REQUIREMENT: Can you convert the rows below into a numbered list, leaving out any blank lines?

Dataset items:
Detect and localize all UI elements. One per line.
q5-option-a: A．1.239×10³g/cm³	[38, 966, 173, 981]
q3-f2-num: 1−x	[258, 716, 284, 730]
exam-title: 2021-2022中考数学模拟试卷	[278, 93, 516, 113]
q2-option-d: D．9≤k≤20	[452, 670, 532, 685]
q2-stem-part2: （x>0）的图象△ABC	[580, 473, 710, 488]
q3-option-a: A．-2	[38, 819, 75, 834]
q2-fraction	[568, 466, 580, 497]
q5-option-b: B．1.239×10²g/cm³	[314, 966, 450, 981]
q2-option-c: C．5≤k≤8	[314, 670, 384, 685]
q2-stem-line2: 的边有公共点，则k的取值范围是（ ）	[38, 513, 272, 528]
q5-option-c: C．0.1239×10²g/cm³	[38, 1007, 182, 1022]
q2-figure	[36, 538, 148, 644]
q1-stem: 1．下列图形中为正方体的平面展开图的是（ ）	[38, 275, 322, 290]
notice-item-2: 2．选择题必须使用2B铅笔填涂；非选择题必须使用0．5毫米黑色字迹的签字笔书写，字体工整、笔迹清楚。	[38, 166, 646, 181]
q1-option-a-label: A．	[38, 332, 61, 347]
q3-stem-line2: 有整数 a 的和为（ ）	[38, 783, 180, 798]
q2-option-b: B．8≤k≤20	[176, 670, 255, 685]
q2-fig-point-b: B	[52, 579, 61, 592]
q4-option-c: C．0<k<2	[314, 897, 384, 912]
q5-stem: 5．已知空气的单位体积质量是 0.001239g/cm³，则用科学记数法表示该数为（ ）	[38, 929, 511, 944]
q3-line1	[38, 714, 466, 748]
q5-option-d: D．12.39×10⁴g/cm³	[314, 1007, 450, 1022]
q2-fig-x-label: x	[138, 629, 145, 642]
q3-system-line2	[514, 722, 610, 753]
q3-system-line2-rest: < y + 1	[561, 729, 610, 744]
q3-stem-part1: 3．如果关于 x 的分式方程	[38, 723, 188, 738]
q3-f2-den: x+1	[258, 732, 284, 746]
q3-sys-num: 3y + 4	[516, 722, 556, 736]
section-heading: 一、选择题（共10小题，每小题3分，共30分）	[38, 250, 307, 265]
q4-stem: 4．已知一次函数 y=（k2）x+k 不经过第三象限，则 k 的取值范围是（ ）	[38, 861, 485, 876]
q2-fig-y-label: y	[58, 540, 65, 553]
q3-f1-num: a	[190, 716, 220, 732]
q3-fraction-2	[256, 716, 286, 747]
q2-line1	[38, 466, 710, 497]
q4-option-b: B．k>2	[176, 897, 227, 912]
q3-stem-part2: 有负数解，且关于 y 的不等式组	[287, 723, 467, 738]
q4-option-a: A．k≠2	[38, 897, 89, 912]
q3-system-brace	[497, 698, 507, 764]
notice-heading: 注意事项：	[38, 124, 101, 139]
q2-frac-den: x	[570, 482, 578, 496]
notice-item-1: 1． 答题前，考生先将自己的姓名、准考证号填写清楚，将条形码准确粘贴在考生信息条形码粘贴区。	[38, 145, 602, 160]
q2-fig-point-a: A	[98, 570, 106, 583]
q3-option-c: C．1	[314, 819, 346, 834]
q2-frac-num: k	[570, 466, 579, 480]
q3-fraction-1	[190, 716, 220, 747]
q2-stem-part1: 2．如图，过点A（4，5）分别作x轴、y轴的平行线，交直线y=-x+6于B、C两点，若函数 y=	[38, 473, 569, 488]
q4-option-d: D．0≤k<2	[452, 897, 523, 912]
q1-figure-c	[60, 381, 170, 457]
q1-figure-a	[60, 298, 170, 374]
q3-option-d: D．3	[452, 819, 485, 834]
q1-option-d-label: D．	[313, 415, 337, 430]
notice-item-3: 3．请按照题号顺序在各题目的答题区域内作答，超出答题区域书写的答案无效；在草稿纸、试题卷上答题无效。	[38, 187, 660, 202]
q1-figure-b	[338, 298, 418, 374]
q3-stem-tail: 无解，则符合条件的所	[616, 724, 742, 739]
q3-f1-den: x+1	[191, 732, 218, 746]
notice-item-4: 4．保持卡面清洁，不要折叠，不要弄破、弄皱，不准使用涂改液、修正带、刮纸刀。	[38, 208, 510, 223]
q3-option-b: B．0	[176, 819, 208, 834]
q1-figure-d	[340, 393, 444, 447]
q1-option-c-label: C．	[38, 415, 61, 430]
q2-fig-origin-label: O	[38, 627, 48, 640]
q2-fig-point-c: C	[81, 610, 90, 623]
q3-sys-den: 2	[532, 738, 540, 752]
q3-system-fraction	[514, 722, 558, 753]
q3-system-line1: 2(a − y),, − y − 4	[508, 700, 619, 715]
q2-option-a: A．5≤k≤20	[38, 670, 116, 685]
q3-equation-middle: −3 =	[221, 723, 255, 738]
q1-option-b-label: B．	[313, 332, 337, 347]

EXERCISE OUTPUT:
1. Detect and localize all UI elements. One per line.
2. q5-option-a: A．1.239×10³g/cm³	[38, 966, 173, 981]
3. q3-f2-num: 1−x	[258, 716, 284, 730]
4. exam-title: 2021-2022中考数学模拟试卷	[278, 93, 516, 113]
5. q2-option-d: D．9≤k≤20	[452, 670, 532, 685]
6. q2-stem-part2: （x>0）的图象△ABC	[580, 473, 710, 488]
7. q3-option-a: A．-2	[38, 819, 75, 834]
8. q2-fraction	[568, 466, 580, 497]
9. q5-option-b: B．1.239×10²g/cm³	[314, 966, 450, 981]
10. q2-option-c: C．5≤k≤8	[314, 670, 384, 685]
11. q2-stem-line2: 的边有公共点，则k的取值范围是（ ）	[38, 513, 272, 528]
12. q5-option-c: C．0.1239×10²g/cm³	[38, 1007, 182, 1022]
13. q2-figure	[36, 538, 148, 644]
14. q1-stem: 1．下列图形中为正方体的平面展开图的是（ ）	[38, 275, 322, 290]
15. notice-item-2: 2．选择题必须使用2B铅笔填涂；非选择题必须使用0．5毫米黑色字迹的签字笔书写，字体工整、笔迹清楚。	[38, 166, 646, 181]
16. q1-option-a-label: A．	[38, 332, 61, 347]
17. q3-stem-line2: 有整数 a 的和为（ ）	[38, 783, 180, 798]
18. q2-option-b: B．8≤k≤20	[176, 670, 255, 685]
19. q2-fig-point-b: B	[52, 579, 61, 592]
20. q4-option-c: C．0<k<2	[314, 897, 384, 912]
21. q5-stem: 5．已知空气的单位体积质量是 0.001239g/cm³，则用科学记数法表示该数为（ ）	[38, 929, 511, 944]
22. q3-line1	[38, 714, 466, 748]
23. q5-option-d: D．12.39×10⁴g/cm³	[314, 1007, 450, 1022]
24. q2-fig-x-label: x	[138, 629, 145, 642]
25. q3-system-line2	[514, 722, 610, 753]
26. q3-system-line2-rest: < y + 1	[561, 729, 610, 744]
27. q3-stem-part1: 3．如果关于 x 的分式方程	[38, 723, 188, 738]
28. q3-f2-den: x+1	[258, 732, 284, 746]
29. q3-sys-num: 3y + 4	[516, 722, 556, 736]
30. section-heading: 一、选择题（共10小题，每小题3分，共30分）	[38, 250, 307, 265]
31. q4-stem: 4．已知一次函数 y=（k2）x+k 不经过第三象限，则 k 的取值范围是（ ）	[38, 861, 485, 876]
32. q2-fig-y-label: y	[58, 540, 65, 553]
33. q3-f1-num: a	[190, 716, 220, 732]
34. q3-fraction-2	[256, 716, 286, 747]
35. q2-line1	[38, 466, 710, 497]
36. q4-option-b: B．k>2	[176, 897, 227, 912]
37. q3-stem-part2: 有负数解，且关于 y 的不等式组	[287, 723, 467, 738]
38. q4-option-a: A．k≠2	[38, 897, 89, 912]
39. q3-system-brace	[497, 698, 507, 764]
40. notice-heading: 注意事项：	[38, 124, 101, 139]
41. q2-frac-den: x	[570, 482, 578, 496]
42. notice-item-1: 1． 答题前，考生先将自己的姓名、准考证号填写清楚，将条形码准确粘贴在考生信息条形码粘贴区。	[38, 145, 602, 160]
43. q2-fig-point-a: A	[98, 570, 106, 583]
44. q3-option-c: C．1	[314, 819, 346, 834]
45. q2-frac-num: k	[570, 466, 579, 480]
46. q3-fraction-1	[190, 716, 220, 747]
47. q2-stem-part1: 2．如图，过点A（4，5）分别作x轴、y轴的平行线，交直线y=-x+6于B、C两点，若函数 y=	[38, 473, 569, 488]
48. q4-option-d: D．0≤k<2	[452, 897, 523, 912]
49. q1-figure-c	[60, 381, 170, 457]
50. q1-figure-a	[60, 298, 170, 374]
51. q3-option-d: D．3	[452, 819, 485, 834]
52. q1-option-d-label: D．	[313, 415, 337, 430]
53. notice-item-3: 3．请按照题号顺序在各题目的答题区域内作答，超出答题区域书写的答案无效；在草稿纸、试题卷上答题无效。	[38, 187, 660, 202]
54. q1-figure-b	[338, 298, 418, 374]
55. q3-stem-tail: 无解，则符合条件的所	[616, 724, 742, 739]
56. q3-f1-den: x+1	[191, 732, 218, 746]
57. notice-item-4: 4．保持卡面清洁，不要折叠，不要弄破、弄皱，不准使用涂改液、修正带、刮纸刀。	[38, 208, 510, 223]
58. q3-option-b: B．0	[176, 819, 208, 834]
59. q1-figure-d	[340, 393, 444, 447]
60. q1-option-c-label: C．	[38, 415, 61, 430]
61. q2-fig-origin-label: O	[38, 627, 48, 640]
62. q2-fig-point-c: C	[81, 610, 90, 623]
63. q3-sys-den: 2	[532, 738, 540, 752]
64. q3-system-fraction	[514, 722, 558, 753]
65. q3-system-line1: 2(a − y),, − y − 4	[508, 700, 619, 715]
66. q2-option-a: A．5≤k≤20	[38, 670, 116, 685]
67. q3-equation-middle: −3 =	[221, 723, 255, 738]
68. q1-option-b-label: B．	[313, 332, 337, 347]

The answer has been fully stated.